PROVIDED RECORDS:
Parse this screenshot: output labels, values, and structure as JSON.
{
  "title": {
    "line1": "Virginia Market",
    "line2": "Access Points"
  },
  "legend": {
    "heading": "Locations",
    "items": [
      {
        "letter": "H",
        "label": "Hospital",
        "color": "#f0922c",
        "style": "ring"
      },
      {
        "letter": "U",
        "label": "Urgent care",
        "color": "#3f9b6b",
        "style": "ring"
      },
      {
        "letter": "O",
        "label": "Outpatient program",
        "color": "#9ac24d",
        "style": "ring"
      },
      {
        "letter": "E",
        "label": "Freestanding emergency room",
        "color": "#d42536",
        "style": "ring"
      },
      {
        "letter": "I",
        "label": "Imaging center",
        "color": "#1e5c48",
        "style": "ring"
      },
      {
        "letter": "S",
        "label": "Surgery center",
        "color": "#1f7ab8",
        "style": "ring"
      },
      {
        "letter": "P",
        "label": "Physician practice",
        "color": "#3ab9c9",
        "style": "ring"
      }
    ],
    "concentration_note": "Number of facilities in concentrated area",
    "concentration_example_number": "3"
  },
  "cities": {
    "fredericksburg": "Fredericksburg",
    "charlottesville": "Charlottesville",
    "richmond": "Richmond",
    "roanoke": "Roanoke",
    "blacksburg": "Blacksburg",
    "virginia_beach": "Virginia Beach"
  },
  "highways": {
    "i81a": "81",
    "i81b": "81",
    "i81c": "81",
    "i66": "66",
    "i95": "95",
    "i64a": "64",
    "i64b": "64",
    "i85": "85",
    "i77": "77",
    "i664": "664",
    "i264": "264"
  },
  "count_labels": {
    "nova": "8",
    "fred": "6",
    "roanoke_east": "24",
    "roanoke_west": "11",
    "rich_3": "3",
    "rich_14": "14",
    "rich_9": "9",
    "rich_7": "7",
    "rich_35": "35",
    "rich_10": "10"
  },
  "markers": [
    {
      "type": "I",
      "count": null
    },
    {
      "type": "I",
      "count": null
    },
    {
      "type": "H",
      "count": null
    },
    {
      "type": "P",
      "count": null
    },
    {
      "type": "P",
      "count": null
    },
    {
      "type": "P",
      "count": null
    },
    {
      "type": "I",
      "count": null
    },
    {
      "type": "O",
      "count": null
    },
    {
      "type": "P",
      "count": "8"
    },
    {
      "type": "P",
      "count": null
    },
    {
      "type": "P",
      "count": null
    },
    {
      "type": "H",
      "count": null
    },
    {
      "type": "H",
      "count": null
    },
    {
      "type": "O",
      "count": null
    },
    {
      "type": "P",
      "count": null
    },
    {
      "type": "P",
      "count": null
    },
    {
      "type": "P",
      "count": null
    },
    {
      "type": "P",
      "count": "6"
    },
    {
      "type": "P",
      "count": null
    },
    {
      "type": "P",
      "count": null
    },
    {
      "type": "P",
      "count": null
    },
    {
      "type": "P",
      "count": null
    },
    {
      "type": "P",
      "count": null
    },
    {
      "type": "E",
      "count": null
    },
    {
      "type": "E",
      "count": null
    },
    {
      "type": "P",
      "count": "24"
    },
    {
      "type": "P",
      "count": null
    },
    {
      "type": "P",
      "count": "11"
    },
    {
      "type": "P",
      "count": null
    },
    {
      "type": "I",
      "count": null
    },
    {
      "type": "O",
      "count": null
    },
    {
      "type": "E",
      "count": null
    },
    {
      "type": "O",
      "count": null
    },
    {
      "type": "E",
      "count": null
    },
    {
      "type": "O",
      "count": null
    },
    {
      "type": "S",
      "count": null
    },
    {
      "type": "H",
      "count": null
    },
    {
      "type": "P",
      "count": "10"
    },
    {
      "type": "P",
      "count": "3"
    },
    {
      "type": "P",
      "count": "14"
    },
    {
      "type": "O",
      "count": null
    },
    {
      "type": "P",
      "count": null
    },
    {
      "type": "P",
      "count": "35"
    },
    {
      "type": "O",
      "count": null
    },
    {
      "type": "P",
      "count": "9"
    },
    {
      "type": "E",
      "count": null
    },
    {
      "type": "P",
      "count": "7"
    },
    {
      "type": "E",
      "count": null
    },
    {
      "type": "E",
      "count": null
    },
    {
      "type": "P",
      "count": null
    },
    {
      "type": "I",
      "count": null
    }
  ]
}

WHAT YOU NEED TO DO:
Copy all lines from the entries that contain the word "letter".

OUTPUT OF THE EXERCISE:
        "letter": "H",
        "letter": "U",
        "letter": "O",
        "letter": "E",
        "letter": "I",
        "letter": "S",
        "letter": "P",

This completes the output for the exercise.